**PROBLEM DESCRIPTION**
Rename "bar-segment-evening" to "bar-segment-pm" everywhere in the records below and reproduce every other line unchanged. Leave the pictures out of your answer.

(Items from a data source)
------------

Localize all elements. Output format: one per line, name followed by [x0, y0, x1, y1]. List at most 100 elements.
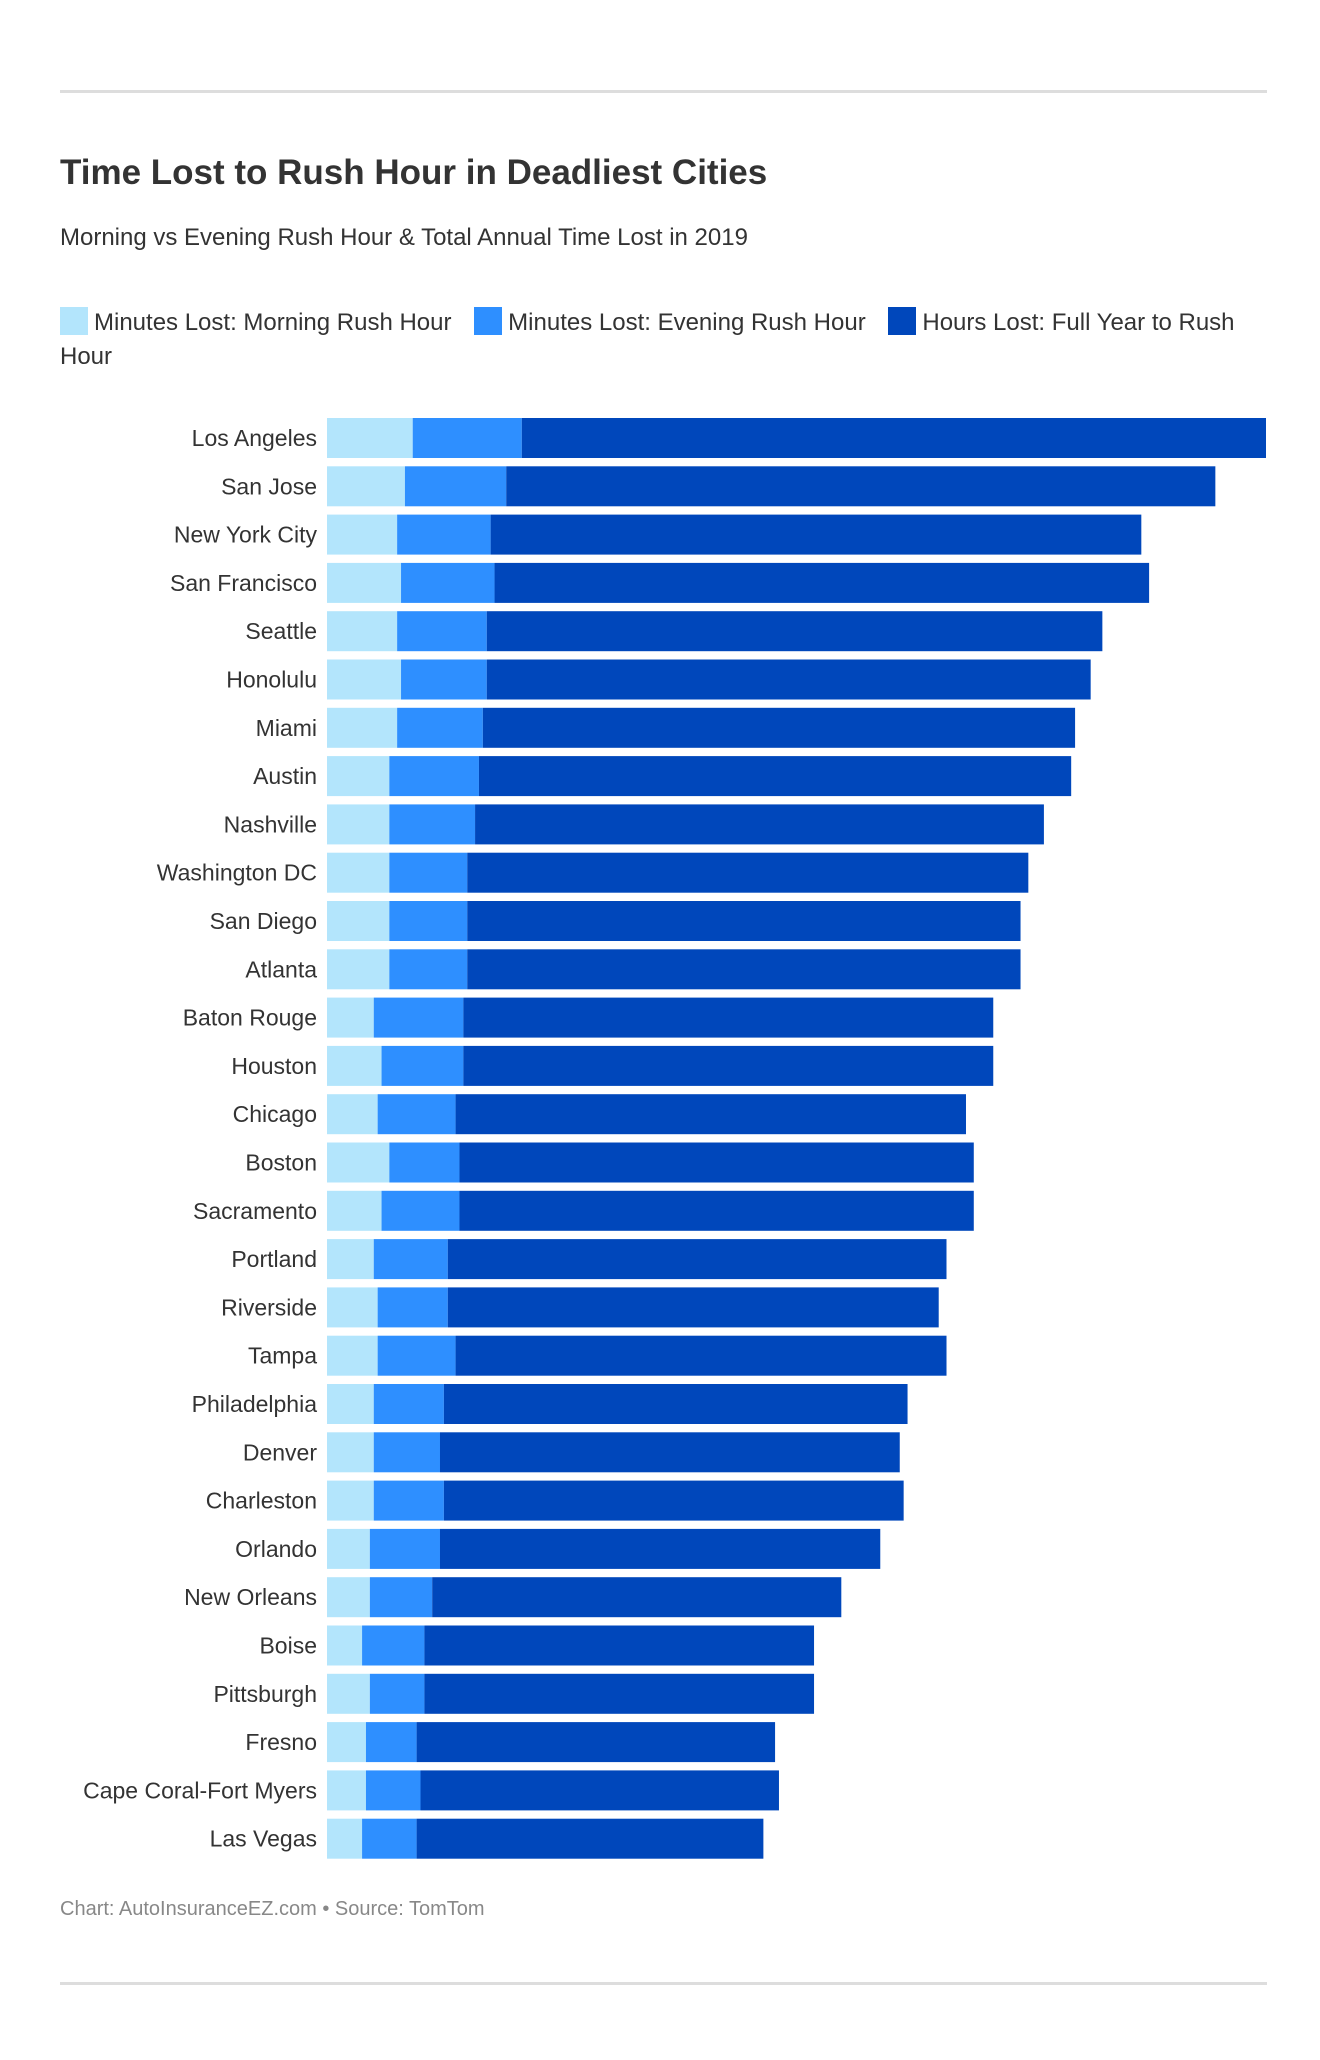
- chart-source: Chart: AutoInsuranceEZ.com • Source: Tom…: [60, 1898, 485, 1920]
- bar-segment-morning: [327, 949, 390, 990]
- bar-row: Houston: [231, 1045, 994, 1086]
- bar-segment-full-year: [463, 997, 994, 1038]
- bar-segment-evening: [389, 804, 476, 845]
- bar-segment-full-year: [447, 1239, 947, 1280]
- bar-row: Charleston: [206, 1480, 904, 1521]
- bar-segment-morning: [327, 1480, 374, 1521]
- bar-segment-full-year: [424, 1673, 815, 1714]
- category-label: Denver: [243, 1439, 317, 1465]
- bar-segment-evening: [362, 1625, 425, 1666]
- bar-segment-full-year: [424, 1625, 815, 1666]
- bar-segment-full-year: [521, 418, 1266, 458]
- category-label: Boston: [245, 1150, 317, 1176]
- bar-row: Portland: [231, 1239, 947, 1280]
- bar-segment-evening: [377, 1094, 456, 1135]
- category-label: Sacramento: [193, 1198, 317, 1224]
- bar-segment-evening: [373, 1239, 448, 1280]
- bar-segment-full-year: [475, 804, 1044, 845]
- bar-segment-full-year: [459, 1142, 974, 1183]
- bar-segment-full-year: [447, 1287, 939, 1328]
- bar-segment-evening: [365, 1770, 421, 1811]
- bar-segment-full-year: [478, 756, 1072, 797]
- category-label: Chicago: [233, 1101, 317, 1127]
- bar-segment-evening: [397, 707, 483, 748]
- bar-row: Austin: [253, 756, 1072, 797]
- bar-row: Washington DC: [157, 852, 1029, 893]
- stacked-bar-chart: Los Angeles San Jose New York City San Fran…: [83, 418, 1266, 1859]
- bar-segment-morning: [327, 1384, 374, 1424]
- legend-item-morning: Minutes Lost: Morning Rush Hour: [60, 307, 452, 336]
- bar-segment-evening: [369, 1528, 440, 1569]
- bar-segment-evening: [381, 1045, 464, 1086]
- bar-segment-morning: [327, 418, 413, 458]
- legend-label-full-year: Hours Lost: Full Year to Rush Hour: [60, 309, 1235, 370]
- bar-segment-full-year: [494, 562, 1150, 603]
- bar-row: San Francisco: [170, 562, 1150, 603]
- category-label: Houston: [231, 1053, 317, 1079]
- bar-segment-evening: [389, 949, 468, 990]
- bar-segment-morning: [327, 707, 398, 748]
- category-label: Miami: [256, 715, 317, 741]
- bar-row: Philadelphia: [192, 1384, 908, 1424]
- chart-title: Time Lost to Rush Hour in Deadliest Citi…: [60, 153, 768, 192]
- bar-segment-morning: [327, 1818, 363, 1859]
- bar-segment-evening: [389, 852, 468, 893]
- bar-row: Honolulu: [226, 659, 1091, 700]
- bar-row: San Diego: [210, 901, 1021, 941]
- legend-label-evening: Minutes Lost: Evening Rush Hour: [508, 309, 866, 336]
- bar-row: San Jose: [221, 466, 1216, 507]
- bar-segment-evening: [412, 418, 522, 458]
- bar-segment-morning: [327, 1722, 366, 1763]
- category-label: Nashville: [224, 811, 317, 837]
- category-label: San Jose: [221, 473, 317, 499]
- bar-segment-full-year: [486, 659, 1091, 700]
- bar-segment-full-year: [482, 707, 1076, 748]
- category-label: Washington DC: [157, 860, 317, 886]
- bar-segment-evening: [369, 1673, 425, 1714]
- bar-row: Cape Coral-Fort Myers: [83, 1770, 779, 1811]
- bar-segment-evening: [365, 1722, 417, 1763]
- category-label: Atlanta: [245, 956, 317, 982]
- category-label: Tampa: [248, 1343, 317, 1369]
- bar-segment-full-year: [467, 949, 1021, 990]
- bar-segment-morning: [327, 997, 374, 1038]
- bar-segment-evening: [401, 659, 487, 700]
- bar-segment-morning: [327, 659, 402, 700]
- bar-segment-morning: [327, 1335, 378, 1376]
- bar-segment-evening: [377, 1287, 448, 1328]
- category-label: Seattle: [245, 618, 317, 644]
- bar-segment-morning: [327, 1239, 374, 1280]
- chart-subtitle: Morning vs Evening Rush Hour & Total Ann…: [60, 224, 748, 251]
- legend-label-morning: Minutes Lost: Morning Rush Hour: [94, 309, 452, 336]
- bar-segment-morning: [327, 804, 390, 845]
- bottom-divider: [60, 1982, 1267, 1985]
- bar-segment-evening: [401, 562, 495, 603]
- bar-segment-morning: [327, 901, 390, 941]
- category-label: New York City: [174, 522, 318, 548]
- bar-row: Miami: [256, 707, 1076, 748]
- bar-segment-full-year: [506, 466, 1216, 507]
- bar-row: Chicago: [233, 1094, 966, 1135]
- bar-segment-evening: [373, 997, 464, 1038]
- category-label: Orlando: [235, 1536, 317, 1562]
- category-label: Fresno: [245, 1729, 317, 1755]
- bar-row: Nashville: [224, 804, 1044, 845]
- legend-item-evening: Minutes Lost: Evening Rush Hour: [474, 307, 866, 336]
- category-label: Honolulu: [226, 667, 317, 693]
- bar-row: Denver: [243, 1432, 900, 1473]
- bar-segment-morning: [327, 1625, 363, 1666]
- bar-segment-morning: [327, 1673, 370, 1714]
- bar-row: Las Vegas: [210, 1818, 764, 1859]
- bar-segment-evening: [381, 1190, 460, 1231]
- top-divider: [60, 90, 1267, 93]
- bar-segment-full-year: [455, 1094, 966, 1135]
- category-label: San Francisco: [170, 570, 317, 596]
- category-label: Riverside: [221, 1294, 317, 1320]
- bar-segment-morning: [327, 1190, 382, 1231]
- category-label: San Diego: [210, 908, 317, 934]
- category-label: New Orleans: [184, 1584, 317, 1610]
- bar-segment-full-year: [439, 1432, 900, 1473]
- bar-row: Baton Rouge: [183, 997, 994, 1038]
- bar-row: Sacramento: [193, 1190, 974, 1231]
- bar-row: Pittsburgh: [213, 1673, 815, 1714]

------------

**TASK SOLUTION**
Localize all elements. Output format: one per line, name followed by [x0, y0, x1, y1]. List at most 100 elements.
- chart-source: Chart: AutoInsuranceEZ.com • Source: Tom…: [60, 1898, 485, 1920]
- bar-segment-morning: [327, 949, 390, 990]
- bar-row: Houston: [231, 1045, 994, 1086]
- bar-segment-full-year: [463, 997, 994, 1038]
- bar-segment-pm: [389, 804, 476, 845]
- bar-segment-full-year: [447, 1239, 947, 1280]
- bar-row: Charleston: [206, 1480, 904, 1521]
- bar-segment-morning: [327, 1480, 374, 1521]
- bar-segment-full-year: [424, 1673, 815, 1714]
- category-label: Denver: [243, 1439, 317, 1465]
- bar-segment-pm: [362, 1625, 425, 1666]
- bar-segment-full-year: [424, 1625, 815, 1666]
- bar-segment-full-year: [521, 418, 1266, 458]
- category-label: Boston: [245, 1150, 317, 1176]
- bar-row: Portland: [231, 1239, 947, 1280]
- bar-segment-pm: [377, 1094, 456, 1135]
- category-label: Sacramento: [193, 1198, 317, 1224]
- bar-segment-pm: [373, 1239, 448, 1280]
- bar-segment-full-year: [475, 804, 1044, 845]
- bar-segment-full-year: [459, 1142, 974, 1183]
- bar-segment-full-year: [447, 1287, 939, 1328]
- bar-segment-pm: [365, 1770, 421, 1811]
- bar-segment-full-year: [478, 756, 1072, 797]
- category-label: Chicago: [233, 1101, 317, 1127]
- bar-segment-pm: [397, 707, 483, 748]
- bar-row: Austin: [253, 756, 1072, 797]
- bar-row: Washington DC: [157, 852, 1029, 893]
- stacked-bar-chart: Los Angeles San Jose New York City San Fran…: [83, 418, 1266, 1859]
- bar-segment-morning: [327, 1384, 374, 1424]
- legend-item-morning: Minutes Lost: Morning Rush Hour: [60, 307, 452, 336]
- bar-segment-pm: [369, 1528, 440, 1569]
- bar-segment-pm: [381, 1045, 464, 1086]
- bar-segment-morning: [327, 418, 413, 458]
- legend-label-full-year: Hours Lost: Full Year to Rush Hour: [60, 309, 1235, 370]
- bar-segment-full-year: [494, 562, 1150, 603]
- bar-row: San Francisco: [170, 562, 1150, 603]
- category-label: Houston: [231, 1053, 317, 1079]
- bar-segment-pm: [389, 949, 468, 990]
- bar-segment-morning: [327, 707, 398, 748]
- category-label: Miami: [256, 715, 317, 741]
- bar-row: Philadelphia: [192, 1384, 908, 1424]
- chart-title: Time Lost to Rush Hour in Deadliest Citi…: [60, 153, 768, 192]
- bar-segment-morning: [327, 1818, 363, 1859]
- bar-segment-pm: [389, 852, 468, 893]
- bar-row: Honolulu: [226, 659, 1091, 700]
- bar-row: San Diego: [210, 901, 1021, 941]
- legend-label-evening: Minutes Lost: Evening Rush Hour: [508, 309, 866, 336]
- bar-row: San Jose: [221, 466, 1216, 507]
- bar-segment-pm: [412, 418, 522, 458]
- bar-segment-morning: [327, 1722, 366, 1763]
- category-label: Nashville: [224, 811, 317, 837]
- category-label: San Jose: [221, 473, 317, 499]
- bar-segment-full-year: [486, 659, 1091, 700]
- bar-segment-full-year: [482, 707, 1076, 748]
- category-label: Washington DC: [157, 860, 317, 886]
- bar-segment-pm: [369, 1673, 425, 1714]
- bar-row: Cape Coral-Fort Myers: [83, 1770, 779, 1811]
- bar-segment-pm: [365, 1722, 417, 1763]
- category-label: Atlanta: [245, 956, 317, 982]
- category-label: Tampa: [248, 1343, 317, 1369]
- bar-segment-full-year: [467, 949, 1021, 990]
- bar-segment-morning: [327, 997, 374, 1038]
- bar-segment-pm: [401, 659, 487, 700]
- bar-segment-morning: [327, 659, 402, 700]
- bar-segment-morning: [327, 1335, 378, 1376]
- bar-segment-pm: [377, 1287, 448, 1328]
- category-label: Seattle: [245, 618, 317, 644]
- bar-segment-morning: [327, 1239, 374, 1280]
- chart-subtitle: Morning vs Evening Rush Hour & Total Ann…: [60, 224, 748, 251]
- legend-label-morning: Minutes Lost: Morning Rush Hour: [94, 309, 452, 336]
- bar-segment-morning: [327, 804, 390, 845]
- bottom-divider: [60, 1982, 1267, 1985]
- bar-segment-pm: [401, 562, 495, 603]
- bar-segment-morning: [327, 901, 390, 941]
- category-label: New York City: [174, 522, 318, 548]
- bar-row: Miami: [256, 707, 1076, 748]
- bar-segment-full-year: [506, 466, 1216, 507]
- bar-row: Chicago: [233, 1094, 966, 1135]
- bar-segment-pm: [373, 997, 464, 1038]
- category-label: Orlando: [235, 1536, 317, 1562]
- category-label: Fresno: [245, 1729, 317, 1755]
- bar-row: Nashville: [224, 804, 1044, 845]
- legend-item-evening: Minutes Lost: Evening Rush Hour: [474, 307, 866, 336]
- category-label: Honolulu: [226, 667, 317, 693]
- bar-row: Denver: [243, 1432, 900, 1473]
- bar-segment-morning: [327, 1625, 363, 1666]
- bar-segment-morning: [327, 1673, 370, 1714]
- bar-row: Las Vegas: [210, 1818, 764, 1859]
- bar-segment-pm: [381, 1190, 460, 1231]
- top-divider: [60, 90, 1267, 93]
- bar-segment-full-year: [455, 1094, 966, 1135]
- category-label: San Francisco: [170, 570, 317, 596]
- category-label: Riverside: [221, 1294, 317, 1320]
- bar-segment-morning: [327, 1190, 382, 1231]
- category-label: San Diego: [210, 908, 317, 934]
- category-label: New Orleans: [184, 1584, 317, 1610]
- bar-segment-full-year: [439, 1432, 900, 1473]
- bar-row: Baton Rouge: [183, 997, 994, 1038]
- bar-row: Sacramento: [193, 1190, 974, 1231]
- bar-row: Pittsburgh: [213, 1673, 815, 1714]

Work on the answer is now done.